→ Data for the task
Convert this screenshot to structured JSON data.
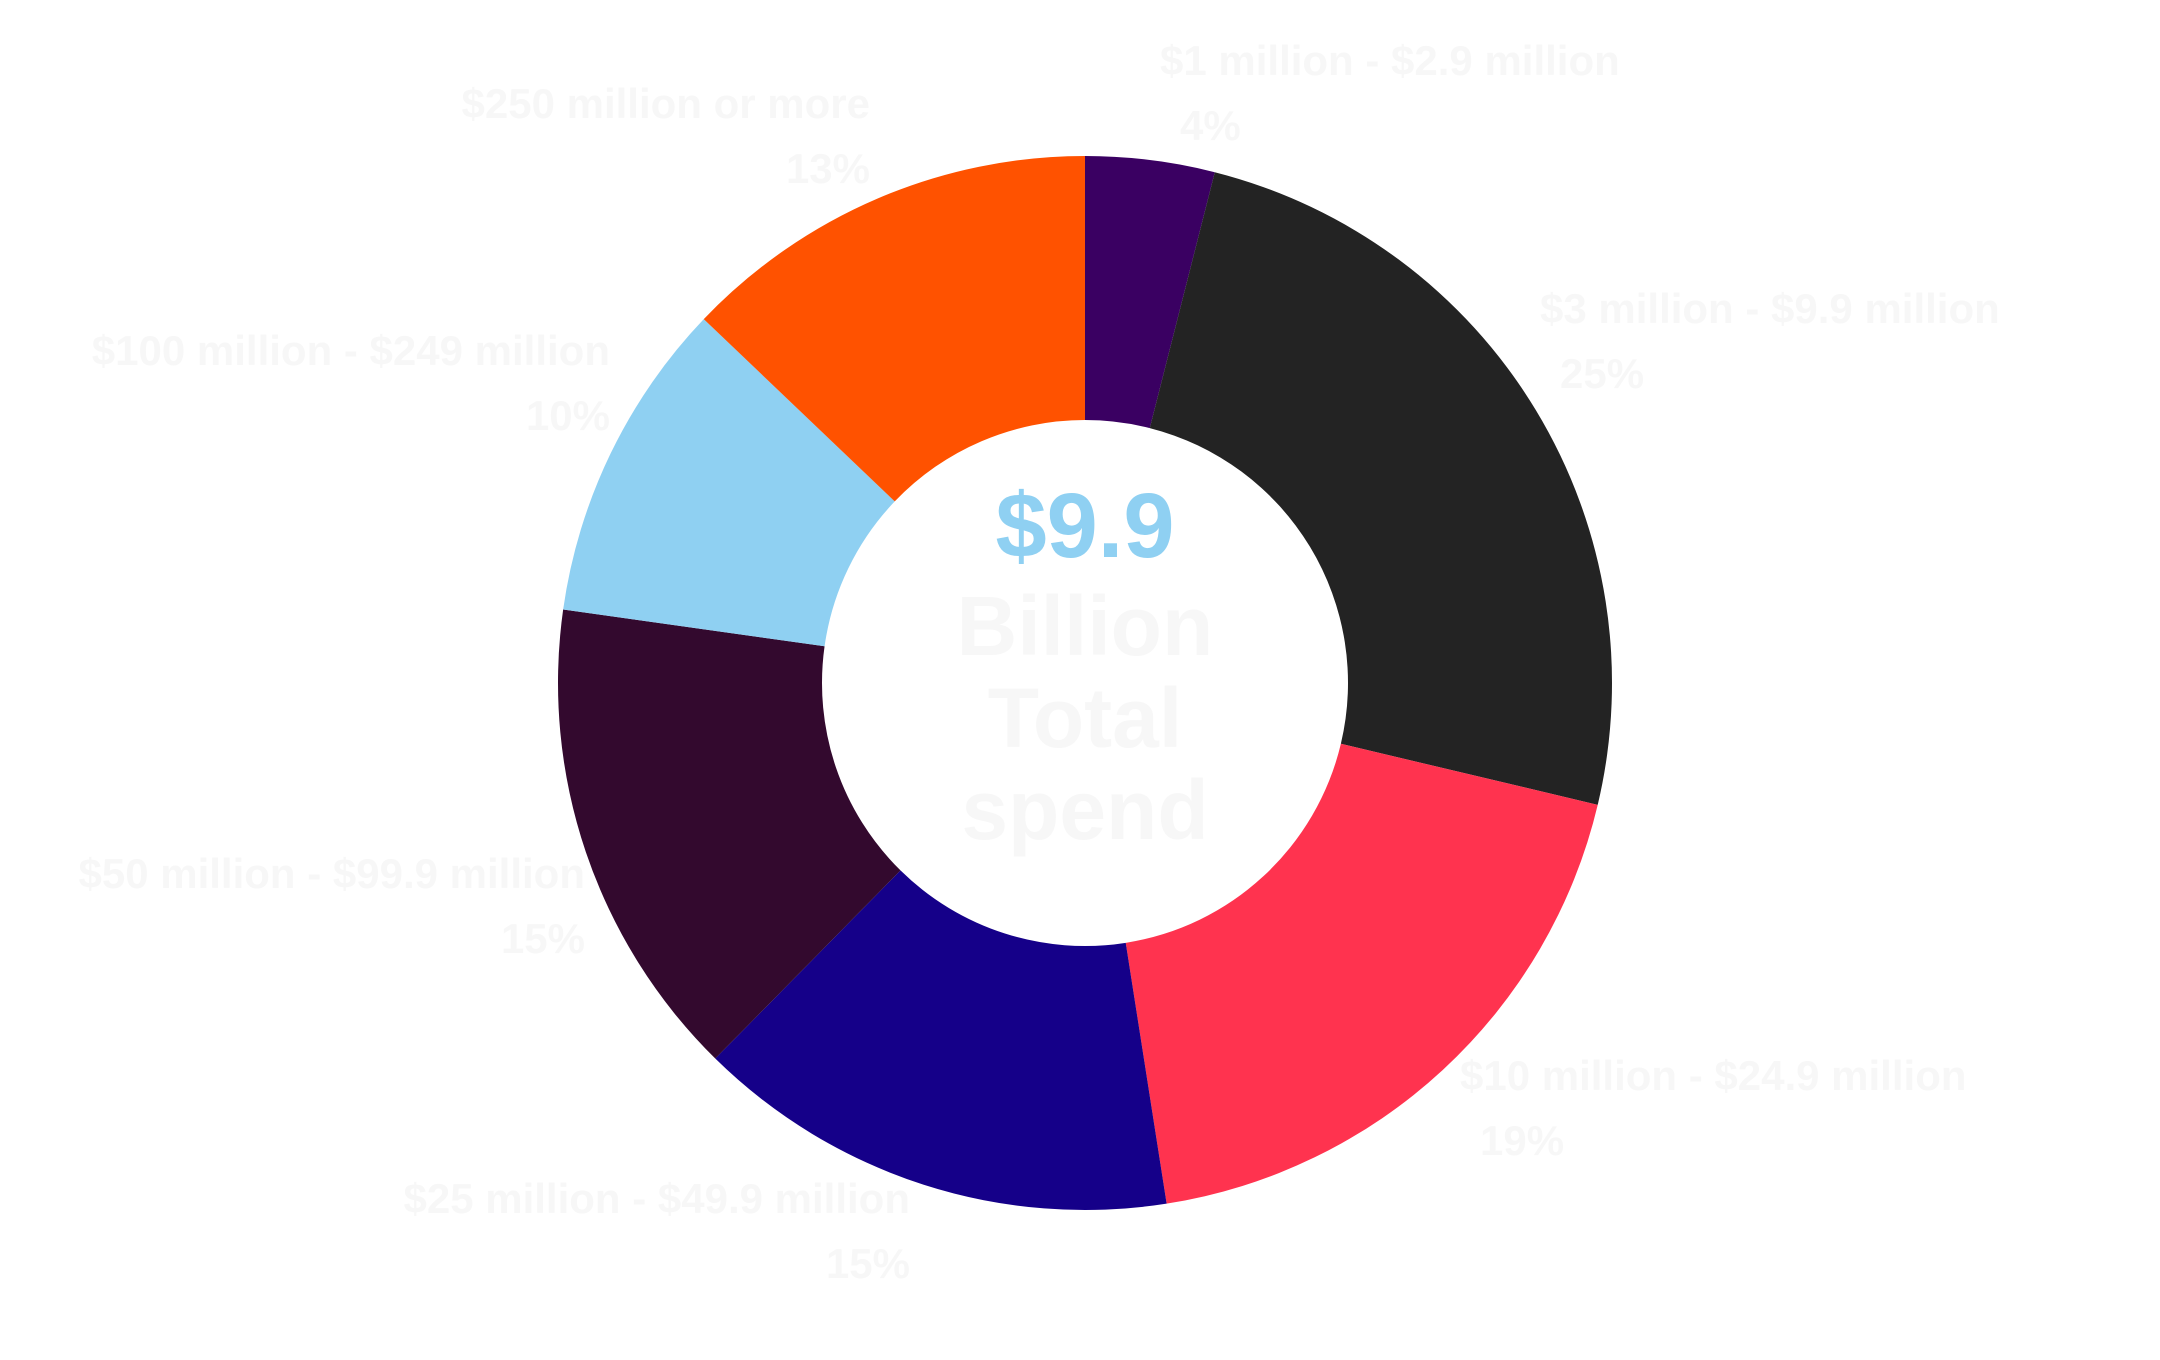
{
  "chart_data": {
    "type": "pie",
    "variant": "donut",
    "categories": [
      "$1 million - $2.9 million",
      "$3 million - $9.9 million",
      "$10 million - $24.9 million",
      "$25 million - $49.9 million",
      "$50 million - $99.9 million",
      "$100 million - $249 million",
      "$250 million or more"
    ],
    "values": [
      4,
      25,
      19,
      15,
      15,
      10,
      13
    ],
    "value_labels": [
      "4%",
      "25%",
      "19%",
      "15%",
      "15%",
      "10%",
      "13%"
    ],
    "colors": [
      "#3a0062",
      "#232323",
      "#ff334f",
      "#150089",
      "#33092e",
      "#8fd0f2",
      "#ff5200"
    ],
    "center_amount": "$9.9",
    "center_caption_lines": [
      "Billion",
      "Total",
      "spend"
    ],
    "center_amount_color": "#8fd0f2",
    "label_color": "#f7f7f7",
    "background_color": "#ffffff"
  }
}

→ What to produce
Write the records out again in full, exactly, and skip every picture.

→ Solution
Convert this screenshot to structured JSON data.
{
  "chart_data": {
    "type": "pie",
    "variant": "donut",
    "categories": [
      "$1 million - $2.9 million",
      "$3 million - $9.9 million",
      "$10 million - $24.9 million",
      "$25 million - $49.9 million",
      "$50 million - $99.9 million",
      "$100 million - $249 million",
      "$250 million or more"
    ],
    "values": [
      4,
      25,
      19,
      15,
      15,
      10,
      13
    ],
    "value_labels": [
      "4%",
      "25%",
      "19%",
      "15%",
      "15%",
      "10%",
      "13%"
    ],
    "colors": [
      "#3a0062",
      "#232323",
      "#ff334f",
      "#150089",
      "#33092e",
      "#8fd0f2",
      "#ff5200"
    ],
    "center_amount": "$9.9",
    "center_caption_lines": [
      "Billion",
      "Total",
      "spend"
    ],
    "center_amount_color": "#8fd0f2",
    "label_color": "#f7f7f7",
    "background_color": "#ffffff"
  }
}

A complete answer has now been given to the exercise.